[Rows from a figure dataset]
• • • •
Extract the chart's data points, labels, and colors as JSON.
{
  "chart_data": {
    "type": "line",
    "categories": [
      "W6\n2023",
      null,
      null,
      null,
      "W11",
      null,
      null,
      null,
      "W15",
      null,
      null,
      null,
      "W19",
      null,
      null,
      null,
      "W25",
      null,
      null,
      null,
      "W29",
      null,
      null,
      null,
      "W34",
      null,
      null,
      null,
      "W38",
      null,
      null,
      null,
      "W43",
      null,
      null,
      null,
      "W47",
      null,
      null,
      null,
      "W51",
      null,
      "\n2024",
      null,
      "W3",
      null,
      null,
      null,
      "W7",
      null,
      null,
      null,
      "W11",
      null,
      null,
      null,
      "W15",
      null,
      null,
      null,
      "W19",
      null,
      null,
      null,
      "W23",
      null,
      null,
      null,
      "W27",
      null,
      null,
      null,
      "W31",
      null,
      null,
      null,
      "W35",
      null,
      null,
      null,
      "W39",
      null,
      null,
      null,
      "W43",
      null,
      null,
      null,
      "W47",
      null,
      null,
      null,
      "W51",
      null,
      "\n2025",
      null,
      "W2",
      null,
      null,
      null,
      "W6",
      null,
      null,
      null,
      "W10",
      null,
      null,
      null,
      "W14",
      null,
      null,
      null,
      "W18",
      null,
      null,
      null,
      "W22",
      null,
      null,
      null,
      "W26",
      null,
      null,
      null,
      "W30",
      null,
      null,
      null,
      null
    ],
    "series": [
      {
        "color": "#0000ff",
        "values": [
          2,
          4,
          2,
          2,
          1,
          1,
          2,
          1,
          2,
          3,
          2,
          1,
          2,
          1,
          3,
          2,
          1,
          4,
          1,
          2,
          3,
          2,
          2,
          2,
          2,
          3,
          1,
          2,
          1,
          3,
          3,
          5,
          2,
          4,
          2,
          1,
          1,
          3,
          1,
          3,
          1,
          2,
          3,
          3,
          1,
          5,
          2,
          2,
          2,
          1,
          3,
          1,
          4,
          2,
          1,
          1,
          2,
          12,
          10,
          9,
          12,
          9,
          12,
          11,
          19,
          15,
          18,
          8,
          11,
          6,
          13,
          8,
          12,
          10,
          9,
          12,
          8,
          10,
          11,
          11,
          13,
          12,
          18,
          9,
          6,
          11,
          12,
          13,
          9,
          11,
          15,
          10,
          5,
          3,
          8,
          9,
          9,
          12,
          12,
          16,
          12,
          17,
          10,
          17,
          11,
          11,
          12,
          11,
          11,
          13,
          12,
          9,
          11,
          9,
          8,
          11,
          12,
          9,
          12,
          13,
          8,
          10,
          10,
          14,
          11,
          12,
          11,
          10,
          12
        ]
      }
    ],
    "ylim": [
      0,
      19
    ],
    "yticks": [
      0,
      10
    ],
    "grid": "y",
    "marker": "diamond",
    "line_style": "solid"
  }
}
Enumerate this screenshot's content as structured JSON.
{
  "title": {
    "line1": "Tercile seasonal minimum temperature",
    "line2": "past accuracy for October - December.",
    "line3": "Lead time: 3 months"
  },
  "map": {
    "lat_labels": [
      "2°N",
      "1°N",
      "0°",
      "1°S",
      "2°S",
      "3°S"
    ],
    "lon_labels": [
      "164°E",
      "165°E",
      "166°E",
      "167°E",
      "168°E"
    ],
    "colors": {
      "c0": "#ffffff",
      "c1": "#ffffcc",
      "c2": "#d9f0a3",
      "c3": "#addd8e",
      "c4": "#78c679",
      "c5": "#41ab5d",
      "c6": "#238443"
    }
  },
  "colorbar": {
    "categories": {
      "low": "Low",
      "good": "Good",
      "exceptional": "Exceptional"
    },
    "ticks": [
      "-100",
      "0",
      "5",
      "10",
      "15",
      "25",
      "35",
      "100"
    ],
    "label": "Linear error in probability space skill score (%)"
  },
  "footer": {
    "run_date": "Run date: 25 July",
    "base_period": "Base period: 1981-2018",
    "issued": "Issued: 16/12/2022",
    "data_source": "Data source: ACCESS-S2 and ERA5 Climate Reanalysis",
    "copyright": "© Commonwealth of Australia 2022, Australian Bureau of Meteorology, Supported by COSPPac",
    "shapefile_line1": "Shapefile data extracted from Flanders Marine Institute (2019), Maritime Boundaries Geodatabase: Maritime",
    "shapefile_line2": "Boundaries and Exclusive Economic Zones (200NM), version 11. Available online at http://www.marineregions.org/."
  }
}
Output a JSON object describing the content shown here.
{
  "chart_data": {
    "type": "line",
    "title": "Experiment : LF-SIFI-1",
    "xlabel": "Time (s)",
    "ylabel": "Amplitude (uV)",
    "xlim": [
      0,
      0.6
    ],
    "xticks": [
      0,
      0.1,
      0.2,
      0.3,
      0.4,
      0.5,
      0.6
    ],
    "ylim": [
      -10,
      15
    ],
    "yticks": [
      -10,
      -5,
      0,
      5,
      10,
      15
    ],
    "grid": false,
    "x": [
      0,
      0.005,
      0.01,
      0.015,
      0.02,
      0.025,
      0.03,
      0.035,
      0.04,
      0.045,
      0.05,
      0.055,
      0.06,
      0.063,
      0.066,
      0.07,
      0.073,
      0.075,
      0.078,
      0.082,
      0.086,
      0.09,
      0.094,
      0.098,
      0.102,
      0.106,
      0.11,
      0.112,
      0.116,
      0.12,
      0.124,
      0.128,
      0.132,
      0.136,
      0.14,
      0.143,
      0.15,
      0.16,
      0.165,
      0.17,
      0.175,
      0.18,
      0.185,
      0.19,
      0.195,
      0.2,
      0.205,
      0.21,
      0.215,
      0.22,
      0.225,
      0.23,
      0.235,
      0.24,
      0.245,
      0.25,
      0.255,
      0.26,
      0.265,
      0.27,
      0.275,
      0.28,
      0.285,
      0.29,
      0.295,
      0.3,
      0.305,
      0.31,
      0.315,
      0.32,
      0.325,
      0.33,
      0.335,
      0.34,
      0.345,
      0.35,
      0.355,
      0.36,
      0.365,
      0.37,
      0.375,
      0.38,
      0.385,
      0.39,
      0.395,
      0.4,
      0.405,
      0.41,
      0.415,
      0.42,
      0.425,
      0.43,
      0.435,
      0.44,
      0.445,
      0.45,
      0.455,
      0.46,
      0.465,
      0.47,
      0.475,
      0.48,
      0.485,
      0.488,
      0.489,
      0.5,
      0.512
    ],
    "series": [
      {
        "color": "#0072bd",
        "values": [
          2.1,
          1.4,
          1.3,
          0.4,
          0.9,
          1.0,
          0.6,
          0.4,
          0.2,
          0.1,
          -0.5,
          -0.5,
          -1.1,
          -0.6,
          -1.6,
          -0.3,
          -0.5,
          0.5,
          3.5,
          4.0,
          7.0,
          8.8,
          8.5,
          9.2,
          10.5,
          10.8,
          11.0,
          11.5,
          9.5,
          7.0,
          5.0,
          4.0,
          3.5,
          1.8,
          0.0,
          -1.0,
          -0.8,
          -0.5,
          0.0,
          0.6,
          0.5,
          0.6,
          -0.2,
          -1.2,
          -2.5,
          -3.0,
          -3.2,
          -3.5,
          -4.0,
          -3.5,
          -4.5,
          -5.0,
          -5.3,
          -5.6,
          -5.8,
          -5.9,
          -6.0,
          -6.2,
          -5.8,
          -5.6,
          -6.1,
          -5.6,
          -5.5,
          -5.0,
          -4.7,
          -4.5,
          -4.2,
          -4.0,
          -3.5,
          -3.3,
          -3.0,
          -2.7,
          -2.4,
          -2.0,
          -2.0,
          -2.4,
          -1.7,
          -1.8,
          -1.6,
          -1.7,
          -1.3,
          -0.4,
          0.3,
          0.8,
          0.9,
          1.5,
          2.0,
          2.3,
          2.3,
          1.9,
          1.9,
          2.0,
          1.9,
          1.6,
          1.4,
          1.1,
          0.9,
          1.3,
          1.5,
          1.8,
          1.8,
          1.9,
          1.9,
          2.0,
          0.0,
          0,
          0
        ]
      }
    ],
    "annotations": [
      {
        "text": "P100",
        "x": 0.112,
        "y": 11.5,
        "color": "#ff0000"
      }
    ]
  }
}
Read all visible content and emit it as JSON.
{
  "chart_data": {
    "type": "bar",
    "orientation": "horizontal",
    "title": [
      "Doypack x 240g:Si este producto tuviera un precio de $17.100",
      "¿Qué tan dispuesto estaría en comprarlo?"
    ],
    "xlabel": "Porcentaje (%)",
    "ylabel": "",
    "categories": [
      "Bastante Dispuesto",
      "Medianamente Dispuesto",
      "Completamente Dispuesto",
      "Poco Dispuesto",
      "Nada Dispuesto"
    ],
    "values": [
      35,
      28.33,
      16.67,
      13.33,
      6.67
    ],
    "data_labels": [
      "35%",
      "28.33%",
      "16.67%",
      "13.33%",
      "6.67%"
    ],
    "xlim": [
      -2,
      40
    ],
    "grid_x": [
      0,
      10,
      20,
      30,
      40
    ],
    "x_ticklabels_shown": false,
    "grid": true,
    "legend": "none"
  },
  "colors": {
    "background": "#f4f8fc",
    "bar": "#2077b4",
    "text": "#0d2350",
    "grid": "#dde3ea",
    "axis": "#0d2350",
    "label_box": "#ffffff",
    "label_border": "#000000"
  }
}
• • • •
Stated goal:
Gather each line from the listing above that holds "Boundaries".

Answer:
    "shapefile_line1": "Shapefile data extracted from Flanders Marine Institute (2019), Maritime Boundaries Geodatabase: Maritime",
    "shapefile_line2": "Boundaries and Exclusive Economic Zones (200NM), version 11. Available online at http://www.marineregions.org/."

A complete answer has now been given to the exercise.